→ Stored data:
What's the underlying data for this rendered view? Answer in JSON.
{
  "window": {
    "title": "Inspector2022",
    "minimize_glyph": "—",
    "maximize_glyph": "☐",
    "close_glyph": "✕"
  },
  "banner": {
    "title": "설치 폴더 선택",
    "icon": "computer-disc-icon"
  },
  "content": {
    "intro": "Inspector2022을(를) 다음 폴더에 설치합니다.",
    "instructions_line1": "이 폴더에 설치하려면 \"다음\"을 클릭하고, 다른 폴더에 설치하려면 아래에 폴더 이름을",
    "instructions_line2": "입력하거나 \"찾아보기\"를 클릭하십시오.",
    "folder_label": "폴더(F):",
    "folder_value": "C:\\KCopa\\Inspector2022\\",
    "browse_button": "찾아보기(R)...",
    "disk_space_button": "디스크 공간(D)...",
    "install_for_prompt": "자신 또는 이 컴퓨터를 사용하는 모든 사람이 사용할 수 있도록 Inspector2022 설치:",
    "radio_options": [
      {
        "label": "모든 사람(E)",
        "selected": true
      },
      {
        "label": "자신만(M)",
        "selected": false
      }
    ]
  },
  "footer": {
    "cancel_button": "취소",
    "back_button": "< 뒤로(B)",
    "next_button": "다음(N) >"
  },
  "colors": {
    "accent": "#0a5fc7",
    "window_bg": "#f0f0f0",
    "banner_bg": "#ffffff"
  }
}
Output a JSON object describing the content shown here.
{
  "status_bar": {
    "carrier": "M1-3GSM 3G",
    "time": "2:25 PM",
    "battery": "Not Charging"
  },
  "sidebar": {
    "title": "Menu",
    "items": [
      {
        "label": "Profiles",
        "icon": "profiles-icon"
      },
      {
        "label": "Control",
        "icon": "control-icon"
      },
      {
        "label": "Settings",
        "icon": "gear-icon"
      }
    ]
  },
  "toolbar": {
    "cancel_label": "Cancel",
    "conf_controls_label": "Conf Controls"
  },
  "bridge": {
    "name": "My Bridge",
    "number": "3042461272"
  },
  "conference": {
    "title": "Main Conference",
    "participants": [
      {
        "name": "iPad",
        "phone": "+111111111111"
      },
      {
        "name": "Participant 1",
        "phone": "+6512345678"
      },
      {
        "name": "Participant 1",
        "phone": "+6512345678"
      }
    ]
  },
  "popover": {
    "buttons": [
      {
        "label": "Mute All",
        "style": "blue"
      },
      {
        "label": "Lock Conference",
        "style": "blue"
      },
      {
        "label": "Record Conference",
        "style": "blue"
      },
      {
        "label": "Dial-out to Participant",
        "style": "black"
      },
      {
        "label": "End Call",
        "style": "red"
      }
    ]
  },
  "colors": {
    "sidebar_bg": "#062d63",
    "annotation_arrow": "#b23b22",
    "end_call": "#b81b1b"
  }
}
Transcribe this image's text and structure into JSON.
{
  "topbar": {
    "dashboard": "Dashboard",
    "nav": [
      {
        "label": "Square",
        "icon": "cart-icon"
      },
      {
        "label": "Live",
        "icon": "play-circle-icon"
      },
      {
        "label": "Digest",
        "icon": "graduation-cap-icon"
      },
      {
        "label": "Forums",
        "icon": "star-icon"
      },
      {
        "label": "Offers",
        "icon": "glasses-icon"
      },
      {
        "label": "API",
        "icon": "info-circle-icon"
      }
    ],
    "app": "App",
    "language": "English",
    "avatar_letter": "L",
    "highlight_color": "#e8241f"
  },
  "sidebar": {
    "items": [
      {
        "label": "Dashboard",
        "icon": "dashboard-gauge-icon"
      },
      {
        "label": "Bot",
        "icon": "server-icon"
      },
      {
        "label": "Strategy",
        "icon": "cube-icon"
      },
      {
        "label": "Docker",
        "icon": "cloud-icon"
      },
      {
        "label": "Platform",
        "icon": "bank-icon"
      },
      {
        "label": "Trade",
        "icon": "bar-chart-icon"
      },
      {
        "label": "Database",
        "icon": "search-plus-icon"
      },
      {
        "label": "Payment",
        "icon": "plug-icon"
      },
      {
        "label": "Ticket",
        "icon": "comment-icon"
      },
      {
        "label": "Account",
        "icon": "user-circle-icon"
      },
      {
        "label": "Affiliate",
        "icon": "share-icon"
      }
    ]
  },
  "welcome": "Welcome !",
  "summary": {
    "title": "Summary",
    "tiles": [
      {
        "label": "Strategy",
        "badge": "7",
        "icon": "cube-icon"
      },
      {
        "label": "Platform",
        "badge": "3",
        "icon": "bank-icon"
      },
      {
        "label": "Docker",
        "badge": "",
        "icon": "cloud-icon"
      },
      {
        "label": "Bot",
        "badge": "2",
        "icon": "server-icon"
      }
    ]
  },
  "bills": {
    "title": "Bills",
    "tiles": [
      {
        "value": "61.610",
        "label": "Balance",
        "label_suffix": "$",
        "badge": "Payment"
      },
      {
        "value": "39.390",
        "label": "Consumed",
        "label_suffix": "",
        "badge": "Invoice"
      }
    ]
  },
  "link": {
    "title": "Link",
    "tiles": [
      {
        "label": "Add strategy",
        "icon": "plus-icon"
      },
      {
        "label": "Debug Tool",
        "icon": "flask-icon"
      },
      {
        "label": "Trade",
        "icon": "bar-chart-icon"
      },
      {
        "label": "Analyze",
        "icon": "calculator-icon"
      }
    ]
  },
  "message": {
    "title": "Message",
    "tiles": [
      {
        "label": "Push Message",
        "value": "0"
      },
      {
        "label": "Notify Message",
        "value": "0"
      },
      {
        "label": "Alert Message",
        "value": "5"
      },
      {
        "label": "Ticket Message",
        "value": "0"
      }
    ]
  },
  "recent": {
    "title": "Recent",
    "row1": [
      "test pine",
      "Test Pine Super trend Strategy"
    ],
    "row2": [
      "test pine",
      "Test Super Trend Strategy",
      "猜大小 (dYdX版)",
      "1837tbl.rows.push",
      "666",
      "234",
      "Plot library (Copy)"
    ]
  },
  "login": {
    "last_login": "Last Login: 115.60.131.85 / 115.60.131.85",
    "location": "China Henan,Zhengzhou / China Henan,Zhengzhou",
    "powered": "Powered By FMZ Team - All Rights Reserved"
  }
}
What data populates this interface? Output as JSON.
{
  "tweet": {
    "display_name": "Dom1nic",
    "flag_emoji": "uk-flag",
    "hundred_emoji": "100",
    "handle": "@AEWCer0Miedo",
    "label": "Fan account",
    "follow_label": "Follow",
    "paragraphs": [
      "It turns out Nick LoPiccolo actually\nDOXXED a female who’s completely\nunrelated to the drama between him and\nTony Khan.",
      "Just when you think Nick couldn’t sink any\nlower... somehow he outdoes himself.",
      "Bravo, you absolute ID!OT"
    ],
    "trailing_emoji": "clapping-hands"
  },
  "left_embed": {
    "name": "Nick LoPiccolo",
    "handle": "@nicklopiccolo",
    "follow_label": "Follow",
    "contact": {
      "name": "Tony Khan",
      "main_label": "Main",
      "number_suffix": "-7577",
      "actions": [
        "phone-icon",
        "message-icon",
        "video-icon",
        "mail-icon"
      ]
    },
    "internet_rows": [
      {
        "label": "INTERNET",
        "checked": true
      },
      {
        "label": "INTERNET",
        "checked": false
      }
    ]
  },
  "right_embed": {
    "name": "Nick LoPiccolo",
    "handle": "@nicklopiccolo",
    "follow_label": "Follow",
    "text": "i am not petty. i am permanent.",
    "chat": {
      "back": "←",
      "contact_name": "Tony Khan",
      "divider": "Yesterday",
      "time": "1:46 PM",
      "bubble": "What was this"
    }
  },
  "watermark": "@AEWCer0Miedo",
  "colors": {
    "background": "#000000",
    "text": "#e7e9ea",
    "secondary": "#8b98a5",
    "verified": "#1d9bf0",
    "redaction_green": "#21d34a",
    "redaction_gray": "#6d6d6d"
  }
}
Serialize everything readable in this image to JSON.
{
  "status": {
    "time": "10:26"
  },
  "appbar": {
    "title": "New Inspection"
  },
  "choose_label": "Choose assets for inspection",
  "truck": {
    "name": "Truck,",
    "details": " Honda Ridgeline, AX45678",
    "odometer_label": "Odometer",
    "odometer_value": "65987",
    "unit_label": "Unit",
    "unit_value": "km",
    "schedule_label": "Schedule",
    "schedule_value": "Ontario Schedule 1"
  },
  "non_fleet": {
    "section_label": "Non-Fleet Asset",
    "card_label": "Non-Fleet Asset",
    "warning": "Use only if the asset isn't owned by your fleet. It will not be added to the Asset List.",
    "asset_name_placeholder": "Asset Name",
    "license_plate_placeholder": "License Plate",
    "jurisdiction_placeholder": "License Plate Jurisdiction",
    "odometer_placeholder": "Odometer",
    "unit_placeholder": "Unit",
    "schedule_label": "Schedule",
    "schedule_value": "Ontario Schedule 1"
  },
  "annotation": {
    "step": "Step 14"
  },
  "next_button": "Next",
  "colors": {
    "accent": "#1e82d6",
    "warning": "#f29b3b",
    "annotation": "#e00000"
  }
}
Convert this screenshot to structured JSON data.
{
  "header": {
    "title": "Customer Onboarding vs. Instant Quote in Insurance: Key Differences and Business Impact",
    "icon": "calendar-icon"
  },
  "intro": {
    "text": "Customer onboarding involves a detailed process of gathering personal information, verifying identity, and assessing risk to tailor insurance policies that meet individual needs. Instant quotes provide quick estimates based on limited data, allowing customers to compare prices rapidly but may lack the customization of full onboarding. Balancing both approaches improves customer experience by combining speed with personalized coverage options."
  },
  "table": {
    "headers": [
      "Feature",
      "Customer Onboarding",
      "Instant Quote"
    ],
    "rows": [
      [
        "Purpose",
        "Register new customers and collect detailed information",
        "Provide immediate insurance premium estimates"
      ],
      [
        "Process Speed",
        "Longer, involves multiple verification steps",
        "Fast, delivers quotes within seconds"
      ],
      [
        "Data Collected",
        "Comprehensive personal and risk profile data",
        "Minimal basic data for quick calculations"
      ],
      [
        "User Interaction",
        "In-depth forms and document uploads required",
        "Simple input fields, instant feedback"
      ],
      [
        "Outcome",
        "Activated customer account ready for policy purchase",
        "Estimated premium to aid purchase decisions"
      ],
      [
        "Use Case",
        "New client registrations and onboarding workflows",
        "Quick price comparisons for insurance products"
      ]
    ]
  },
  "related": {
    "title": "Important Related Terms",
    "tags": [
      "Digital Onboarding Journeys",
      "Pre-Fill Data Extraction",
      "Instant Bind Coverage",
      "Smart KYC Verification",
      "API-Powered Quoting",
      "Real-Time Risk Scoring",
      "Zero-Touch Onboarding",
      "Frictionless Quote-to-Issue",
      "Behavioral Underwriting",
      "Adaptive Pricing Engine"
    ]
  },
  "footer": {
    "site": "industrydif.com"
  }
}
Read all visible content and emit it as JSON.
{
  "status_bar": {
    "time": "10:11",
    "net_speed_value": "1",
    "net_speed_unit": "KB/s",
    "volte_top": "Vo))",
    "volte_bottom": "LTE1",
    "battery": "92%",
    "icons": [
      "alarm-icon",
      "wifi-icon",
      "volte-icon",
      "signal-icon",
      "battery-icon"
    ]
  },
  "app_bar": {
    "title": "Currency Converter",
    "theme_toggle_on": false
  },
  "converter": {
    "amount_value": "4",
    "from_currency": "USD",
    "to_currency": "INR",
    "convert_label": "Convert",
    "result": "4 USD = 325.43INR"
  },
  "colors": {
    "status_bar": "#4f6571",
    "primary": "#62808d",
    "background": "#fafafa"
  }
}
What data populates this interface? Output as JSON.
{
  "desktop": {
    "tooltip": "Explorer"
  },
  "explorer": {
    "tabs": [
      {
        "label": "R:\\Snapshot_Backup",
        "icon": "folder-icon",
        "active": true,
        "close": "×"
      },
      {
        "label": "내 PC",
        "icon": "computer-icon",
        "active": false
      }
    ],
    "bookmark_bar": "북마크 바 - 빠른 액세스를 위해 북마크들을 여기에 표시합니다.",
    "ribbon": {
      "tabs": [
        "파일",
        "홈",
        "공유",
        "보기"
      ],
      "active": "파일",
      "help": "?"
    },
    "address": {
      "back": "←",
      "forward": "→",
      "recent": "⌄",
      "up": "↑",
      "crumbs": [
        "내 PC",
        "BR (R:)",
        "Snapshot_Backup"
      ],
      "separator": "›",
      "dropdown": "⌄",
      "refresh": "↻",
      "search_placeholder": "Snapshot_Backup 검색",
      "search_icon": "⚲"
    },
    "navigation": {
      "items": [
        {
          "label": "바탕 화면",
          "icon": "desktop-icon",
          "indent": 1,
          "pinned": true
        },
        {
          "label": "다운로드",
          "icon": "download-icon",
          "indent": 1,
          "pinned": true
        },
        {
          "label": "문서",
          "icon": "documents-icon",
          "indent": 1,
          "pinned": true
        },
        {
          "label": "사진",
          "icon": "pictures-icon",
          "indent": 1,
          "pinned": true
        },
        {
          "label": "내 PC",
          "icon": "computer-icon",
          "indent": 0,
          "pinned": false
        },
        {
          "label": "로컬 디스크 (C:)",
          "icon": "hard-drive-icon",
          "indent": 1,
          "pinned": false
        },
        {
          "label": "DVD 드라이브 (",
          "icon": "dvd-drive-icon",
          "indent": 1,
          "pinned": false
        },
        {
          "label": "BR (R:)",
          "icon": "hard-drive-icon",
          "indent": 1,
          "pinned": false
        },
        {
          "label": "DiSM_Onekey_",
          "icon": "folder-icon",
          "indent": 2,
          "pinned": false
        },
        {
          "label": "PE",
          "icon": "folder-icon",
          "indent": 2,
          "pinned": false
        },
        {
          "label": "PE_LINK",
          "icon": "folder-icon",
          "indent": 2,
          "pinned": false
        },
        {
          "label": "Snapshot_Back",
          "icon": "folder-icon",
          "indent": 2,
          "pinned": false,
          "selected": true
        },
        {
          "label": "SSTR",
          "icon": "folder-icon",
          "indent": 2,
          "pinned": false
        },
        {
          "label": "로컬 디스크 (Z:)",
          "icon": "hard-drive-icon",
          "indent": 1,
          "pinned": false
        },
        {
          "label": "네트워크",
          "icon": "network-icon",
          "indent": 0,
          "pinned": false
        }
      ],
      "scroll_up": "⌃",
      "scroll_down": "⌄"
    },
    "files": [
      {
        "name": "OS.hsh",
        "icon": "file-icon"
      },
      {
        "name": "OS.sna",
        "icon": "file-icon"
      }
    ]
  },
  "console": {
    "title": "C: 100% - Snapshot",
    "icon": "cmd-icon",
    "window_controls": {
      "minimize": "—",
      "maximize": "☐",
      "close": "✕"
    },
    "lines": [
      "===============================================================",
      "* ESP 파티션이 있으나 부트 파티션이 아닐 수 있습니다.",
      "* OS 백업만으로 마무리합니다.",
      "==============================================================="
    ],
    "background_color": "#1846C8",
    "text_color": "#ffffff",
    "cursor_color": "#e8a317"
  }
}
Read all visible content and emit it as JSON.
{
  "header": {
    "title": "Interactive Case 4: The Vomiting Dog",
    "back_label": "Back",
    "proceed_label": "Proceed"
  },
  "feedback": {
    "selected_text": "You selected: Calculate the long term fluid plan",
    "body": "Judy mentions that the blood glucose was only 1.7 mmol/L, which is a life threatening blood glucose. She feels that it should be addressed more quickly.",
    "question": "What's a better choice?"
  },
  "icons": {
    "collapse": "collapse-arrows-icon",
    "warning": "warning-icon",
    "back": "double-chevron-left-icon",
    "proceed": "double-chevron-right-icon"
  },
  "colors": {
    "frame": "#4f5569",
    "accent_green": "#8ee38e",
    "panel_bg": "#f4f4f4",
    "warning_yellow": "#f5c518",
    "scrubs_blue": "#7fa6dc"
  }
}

→ PROBLEM STATEMENT:
Copy each line of the listing that contains the string "찾아보기".

→ RESPONSE BELOW:
    "instructions_line2": "입력하거나 \"찾아보기\"를 클릭하십시오.",
    "browse_button": "찾아보기(R)...",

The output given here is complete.